What is asked: Find the lines that hold the word "Atacante" and return them.

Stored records
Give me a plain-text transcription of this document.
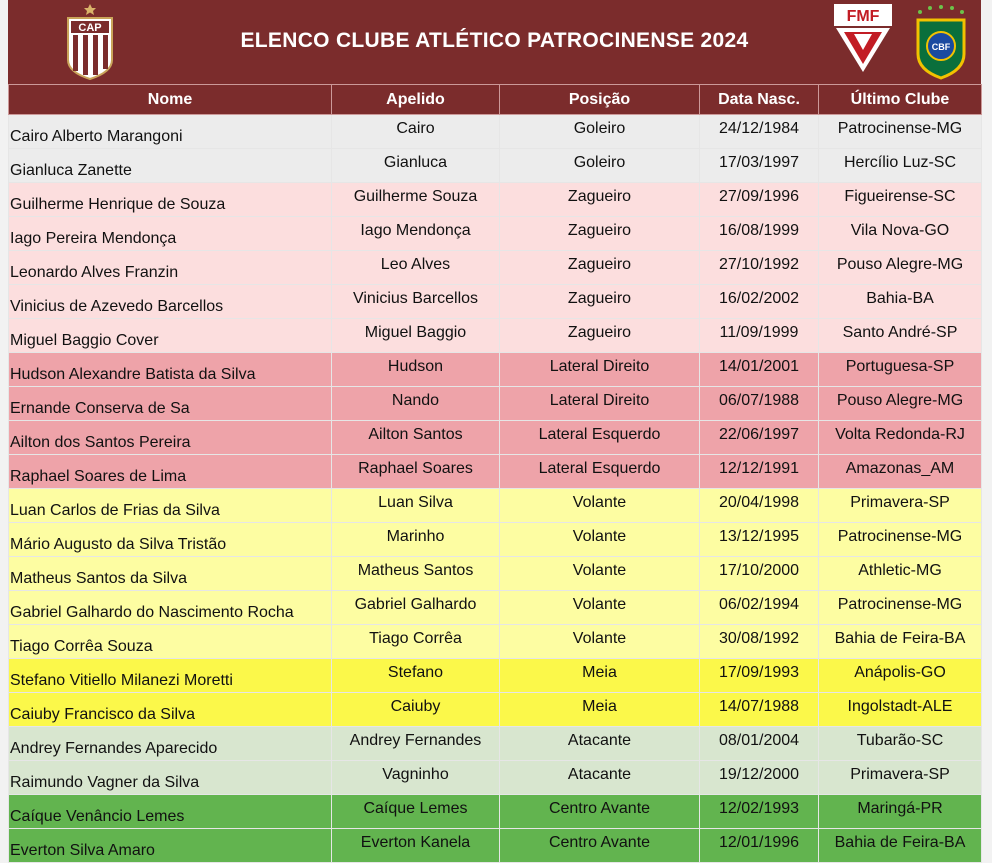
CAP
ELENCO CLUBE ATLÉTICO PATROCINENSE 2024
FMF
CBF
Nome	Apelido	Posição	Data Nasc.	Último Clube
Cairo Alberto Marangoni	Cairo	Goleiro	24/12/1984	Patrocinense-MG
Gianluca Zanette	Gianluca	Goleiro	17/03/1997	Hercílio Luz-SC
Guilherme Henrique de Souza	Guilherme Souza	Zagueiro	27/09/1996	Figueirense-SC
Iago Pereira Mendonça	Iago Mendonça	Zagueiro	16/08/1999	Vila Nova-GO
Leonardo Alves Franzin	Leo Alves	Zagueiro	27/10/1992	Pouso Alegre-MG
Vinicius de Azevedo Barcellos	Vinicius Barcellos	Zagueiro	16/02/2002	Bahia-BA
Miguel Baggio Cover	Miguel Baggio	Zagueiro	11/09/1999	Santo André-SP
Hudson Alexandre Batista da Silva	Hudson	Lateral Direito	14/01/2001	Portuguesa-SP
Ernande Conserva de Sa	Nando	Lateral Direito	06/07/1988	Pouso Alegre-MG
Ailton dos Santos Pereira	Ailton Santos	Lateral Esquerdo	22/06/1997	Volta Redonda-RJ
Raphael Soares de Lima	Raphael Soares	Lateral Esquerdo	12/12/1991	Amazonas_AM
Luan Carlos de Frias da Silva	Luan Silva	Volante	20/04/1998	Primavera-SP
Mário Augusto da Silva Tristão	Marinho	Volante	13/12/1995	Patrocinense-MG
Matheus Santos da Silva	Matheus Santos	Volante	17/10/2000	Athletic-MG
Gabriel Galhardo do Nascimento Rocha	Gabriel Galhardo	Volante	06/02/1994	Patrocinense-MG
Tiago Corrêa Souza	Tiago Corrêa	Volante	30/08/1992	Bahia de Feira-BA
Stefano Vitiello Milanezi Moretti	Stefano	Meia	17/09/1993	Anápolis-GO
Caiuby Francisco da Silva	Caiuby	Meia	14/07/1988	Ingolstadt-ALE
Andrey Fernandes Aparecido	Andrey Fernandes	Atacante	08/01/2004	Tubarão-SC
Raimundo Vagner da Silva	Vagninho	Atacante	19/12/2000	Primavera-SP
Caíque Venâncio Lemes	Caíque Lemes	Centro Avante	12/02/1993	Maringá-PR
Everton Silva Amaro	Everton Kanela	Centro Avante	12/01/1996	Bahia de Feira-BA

Full solution:
Andrey Fernandes Aparecido	Andrey Fernandes	Atacante	08/01/2004	Tubarão-SC
Raimundo Vagner da Silva	Vagninho	Atacante	19/12/2000	Primavera-SP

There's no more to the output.